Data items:
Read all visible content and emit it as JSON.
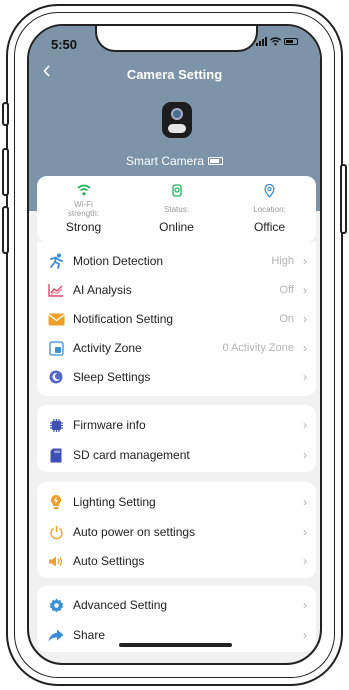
{
  "status_bar": {
    "time": "5:50"
  },
  "header": {
    "back_icon": "chevron-left-icon",
    "title": "Camera Setting",
    "device_name": "Smart Camera",
    "bg_color": "#7c93a8"
  },
  "stats": [
    {
      "icon": "wifi-icon",
      "label": "Wi-Fi strength:",
      "value": "Strong",
      "color": "#21b25a"
    },
    {
      "icon": "status-icon",
      "label": "Status:",
      "value": "Online",
      "color": "#21b25a"
    },
    {
      "icon": "location-pin-icon",
      "label": "Location:",
      "value": "Office",
      "color": "#3a8fd6"
    }
  ],
  "group1": [
    {
      "label": "Motion Detection",
      "value": "High",
      "icon": "running-person-icon",
      "color": "#3a8fd6"
    },
    {
      "label": "AI Analysis",
      "value": "Off",
      "icon": "chart-icon",
      "color": "#e0486a"
    },
    {
      "label": "Notification Setting",
      "value": "On",
      "icon": "envelope-icon",
      "color": "#f0a028"
    },
    {
      "label": "Activity Zone",
      "value": "0 Activity Zone",
      "icon": "zone-icon",
      "color": "#3a8fd6"
    },
    {
      "label": "Sleep Settings",
      "value": "",
      "icon": "moon-icon",
      "color": "#5468c8"
    }
  ],
  "group2": [
    {
      "label": "Firmware info",
      "icon": "chip-icon",
      "color": "#3f51b5"
    },
    {
      "label": "SD card management",
      "icon": "sd-card-icon",
      "color": "#3f51b5"
    }
  ],
  "group3": [
    {
      "label": "Lighting Setting",
      "icon": "bulb-icon",
      "color": "#f0a028"
    },
    {
      "label": "Auto power on settings",
      "icon": "power-icon",
      "color": "#f0a028"
    },
    {
      "label": "Auto Settings",
      "icon": "speaker-icon",
      "color": "#f0a028"
    }
  ],
  "group4": [
    {
      "label": "Advanced Setting",
      "icon": "gear-icon",
      "color": "#3a8fd6"
    },
    {
      "label": "Share",
      "icon": "share-arrow-icon",
      "color": "#3a8fd6"
    }
  ]
}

▶ **Exercise prompt**:
Scan the entries above for the word "Auto" and collect each line holding it.

▶ **Problem solution**:
      "label": "Auto power on settings",
      "label": "Auto Settings",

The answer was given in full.